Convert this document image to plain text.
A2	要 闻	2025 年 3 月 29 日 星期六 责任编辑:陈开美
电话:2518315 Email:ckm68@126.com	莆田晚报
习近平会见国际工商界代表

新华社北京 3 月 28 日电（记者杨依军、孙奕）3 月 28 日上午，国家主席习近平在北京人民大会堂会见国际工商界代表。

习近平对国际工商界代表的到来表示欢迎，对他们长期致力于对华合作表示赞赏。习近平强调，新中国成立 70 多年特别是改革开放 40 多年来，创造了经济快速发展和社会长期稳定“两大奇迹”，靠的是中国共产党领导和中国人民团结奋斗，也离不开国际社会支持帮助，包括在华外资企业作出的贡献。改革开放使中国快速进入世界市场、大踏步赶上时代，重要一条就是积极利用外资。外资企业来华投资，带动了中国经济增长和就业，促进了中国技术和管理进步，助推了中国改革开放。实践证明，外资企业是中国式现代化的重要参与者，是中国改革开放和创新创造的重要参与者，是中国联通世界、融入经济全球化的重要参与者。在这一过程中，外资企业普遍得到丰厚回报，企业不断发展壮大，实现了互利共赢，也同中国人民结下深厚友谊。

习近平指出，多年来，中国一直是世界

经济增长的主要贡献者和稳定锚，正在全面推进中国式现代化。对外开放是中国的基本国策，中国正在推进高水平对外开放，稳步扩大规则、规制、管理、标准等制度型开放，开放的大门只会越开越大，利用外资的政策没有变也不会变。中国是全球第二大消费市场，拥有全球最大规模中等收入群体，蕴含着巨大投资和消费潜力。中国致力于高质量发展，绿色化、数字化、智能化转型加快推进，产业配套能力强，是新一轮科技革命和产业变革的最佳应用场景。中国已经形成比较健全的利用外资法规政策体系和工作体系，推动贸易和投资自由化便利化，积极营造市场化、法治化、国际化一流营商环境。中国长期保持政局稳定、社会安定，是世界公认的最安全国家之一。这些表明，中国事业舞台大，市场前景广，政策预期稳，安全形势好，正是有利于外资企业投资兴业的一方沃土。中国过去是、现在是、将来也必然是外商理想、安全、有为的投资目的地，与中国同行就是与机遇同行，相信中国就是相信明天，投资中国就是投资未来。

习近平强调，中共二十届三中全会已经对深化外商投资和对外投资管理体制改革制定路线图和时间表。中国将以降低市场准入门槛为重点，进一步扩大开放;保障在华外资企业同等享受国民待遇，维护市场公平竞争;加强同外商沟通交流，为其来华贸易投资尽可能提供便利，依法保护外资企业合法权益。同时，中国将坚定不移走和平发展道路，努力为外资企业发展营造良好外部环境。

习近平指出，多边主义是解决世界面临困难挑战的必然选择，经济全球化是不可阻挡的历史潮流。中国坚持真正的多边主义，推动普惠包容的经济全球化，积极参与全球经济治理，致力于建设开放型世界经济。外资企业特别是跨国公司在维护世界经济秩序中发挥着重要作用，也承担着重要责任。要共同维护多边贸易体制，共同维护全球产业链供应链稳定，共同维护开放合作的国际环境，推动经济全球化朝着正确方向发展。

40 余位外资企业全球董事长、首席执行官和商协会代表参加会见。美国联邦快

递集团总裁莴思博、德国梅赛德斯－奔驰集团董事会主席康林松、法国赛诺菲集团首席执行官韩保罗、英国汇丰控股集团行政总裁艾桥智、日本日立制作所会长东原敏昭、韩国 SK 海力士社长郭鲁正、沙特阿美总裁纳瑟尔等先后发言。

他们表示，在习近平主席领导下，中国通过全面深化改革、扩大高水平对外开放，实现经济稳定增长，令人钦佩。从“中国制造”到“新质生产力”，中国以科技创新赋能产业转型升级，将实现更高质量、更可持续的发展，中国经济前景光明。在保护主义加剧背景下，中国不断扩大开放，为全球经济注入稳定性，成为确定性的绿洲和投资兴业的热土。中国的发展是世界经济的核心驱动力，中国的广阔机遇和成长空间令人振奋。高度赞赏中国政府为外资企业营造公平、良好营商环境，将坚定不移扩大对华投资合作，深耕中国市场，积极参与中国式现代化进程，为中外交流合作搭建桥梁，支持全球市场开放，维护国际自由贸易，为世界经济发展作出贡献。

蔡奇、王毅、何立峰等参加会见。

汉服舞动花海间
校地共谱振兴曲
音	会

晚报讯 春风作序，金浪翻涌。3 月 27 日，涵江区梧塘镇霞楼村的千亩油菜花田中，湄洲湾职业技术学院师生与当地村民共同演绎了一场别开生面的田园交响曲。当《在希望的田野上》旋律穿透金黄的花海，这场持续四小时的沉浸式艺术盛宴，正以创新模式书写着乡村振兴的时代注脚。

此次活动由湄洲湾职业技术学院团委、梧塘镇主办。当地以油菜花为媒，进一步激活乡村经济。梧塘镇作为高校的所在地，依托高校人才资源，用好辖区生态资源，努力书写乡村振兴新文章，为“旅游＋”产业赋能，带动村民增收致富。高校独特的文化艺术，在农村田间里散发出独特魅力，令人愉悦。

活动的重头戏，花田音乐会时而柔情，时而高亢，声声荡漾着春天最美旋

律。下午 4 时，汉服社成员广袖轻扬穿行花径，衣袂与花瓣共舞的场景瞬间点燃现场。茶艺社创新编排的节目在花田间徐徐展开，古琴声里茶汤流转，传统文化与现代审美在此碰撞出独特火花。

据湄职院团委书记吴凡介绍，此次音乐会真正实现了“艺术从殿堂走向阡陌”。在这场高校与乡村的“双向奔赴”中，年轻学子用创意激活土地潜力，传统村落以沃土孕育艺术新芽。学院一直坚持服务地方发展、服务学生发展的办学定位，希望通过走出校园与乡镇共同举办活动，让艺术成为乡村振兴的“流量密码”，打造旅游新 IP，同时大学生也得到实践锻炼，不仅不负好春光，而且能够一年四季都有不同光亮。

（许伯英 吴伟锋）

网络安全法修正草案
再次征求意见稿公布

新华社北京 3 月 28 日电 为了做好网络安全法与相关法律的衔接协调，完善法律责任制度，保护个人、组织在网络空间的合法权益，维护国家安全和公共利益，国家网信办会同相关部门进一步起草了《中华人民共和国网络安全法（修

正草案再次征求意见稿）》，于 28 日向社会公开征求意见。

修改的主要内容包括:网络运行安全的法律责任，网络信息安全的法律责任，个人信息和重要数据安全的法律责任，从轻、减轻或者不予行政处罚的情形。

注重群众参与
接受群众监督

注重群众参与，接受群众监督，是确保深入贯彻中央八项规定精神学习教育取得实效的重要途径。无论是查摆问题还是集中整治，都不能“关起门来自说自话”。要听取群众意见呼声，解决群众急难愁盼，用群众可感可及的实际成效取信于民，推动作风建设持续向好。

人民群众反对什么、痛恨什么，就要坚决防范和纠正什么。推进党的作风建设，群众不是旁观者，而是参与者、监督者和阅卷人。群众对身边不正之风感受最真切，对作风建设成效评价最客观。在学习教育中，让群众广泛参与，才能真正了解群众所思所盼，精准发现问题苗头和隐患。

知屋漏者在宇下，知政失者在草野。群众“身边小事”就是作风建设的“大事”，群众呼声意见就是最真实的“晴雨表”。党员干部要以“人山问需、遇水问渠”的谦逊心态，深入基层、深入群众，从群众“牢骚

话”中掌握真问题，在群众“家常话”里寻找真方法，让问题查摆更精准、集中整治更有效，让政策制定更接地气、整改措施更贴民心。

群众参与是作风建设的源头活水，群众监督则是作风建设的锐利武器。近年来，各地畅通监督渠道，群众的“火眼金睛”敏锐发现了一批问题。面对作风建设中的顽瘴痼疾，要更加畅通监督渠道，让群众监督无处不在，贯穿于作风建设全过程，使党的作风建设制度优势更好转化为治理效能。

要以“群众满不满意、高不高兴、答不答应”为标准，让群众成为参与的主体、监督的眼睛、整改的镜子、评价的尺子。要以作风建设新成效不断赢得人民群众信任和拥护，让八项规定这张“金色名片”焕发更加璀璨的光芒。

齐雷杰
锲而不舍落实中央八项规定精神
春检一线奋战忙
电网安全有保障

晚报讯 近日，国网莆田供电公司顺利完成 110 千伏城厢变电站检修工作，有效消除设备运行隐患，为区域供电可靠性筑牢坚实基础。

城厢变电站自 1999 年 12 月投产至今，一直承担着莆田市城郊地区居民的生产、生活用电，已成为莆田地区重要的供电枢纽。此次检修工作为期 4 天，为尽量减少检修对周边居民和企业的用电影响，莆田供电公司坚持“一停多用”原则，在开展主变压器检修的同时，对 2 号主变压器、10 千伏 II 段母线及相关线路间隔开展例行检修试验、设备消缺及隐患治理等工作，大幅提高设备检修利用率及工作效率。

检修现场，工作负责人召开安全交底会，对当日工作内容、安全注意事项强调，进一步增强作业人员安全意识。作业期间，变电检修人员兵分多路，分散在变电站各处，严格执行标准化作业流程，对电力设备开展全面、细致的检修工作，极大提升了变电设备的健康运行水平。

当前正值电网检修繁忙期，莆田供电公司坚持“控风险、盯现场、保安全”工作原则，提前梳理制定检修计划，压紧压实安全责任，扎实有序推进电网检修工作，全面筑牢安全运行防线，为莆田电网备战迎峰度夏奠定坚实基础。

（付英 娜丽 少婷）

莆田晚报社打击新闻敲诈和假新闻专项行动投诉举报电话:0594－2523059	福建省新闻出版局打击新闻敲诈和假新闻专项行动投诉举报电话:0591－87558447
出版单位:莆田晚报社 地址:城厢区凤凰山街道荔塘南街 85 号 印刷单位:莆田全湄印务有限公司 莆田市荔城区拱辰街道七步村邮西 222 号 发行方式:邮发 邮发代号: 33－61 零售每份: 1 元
++++++++++++++++++++
:: Exercise brief ::
Return only the count of lines in the records that hold the word "注重群众参与".

:: The reply ::
2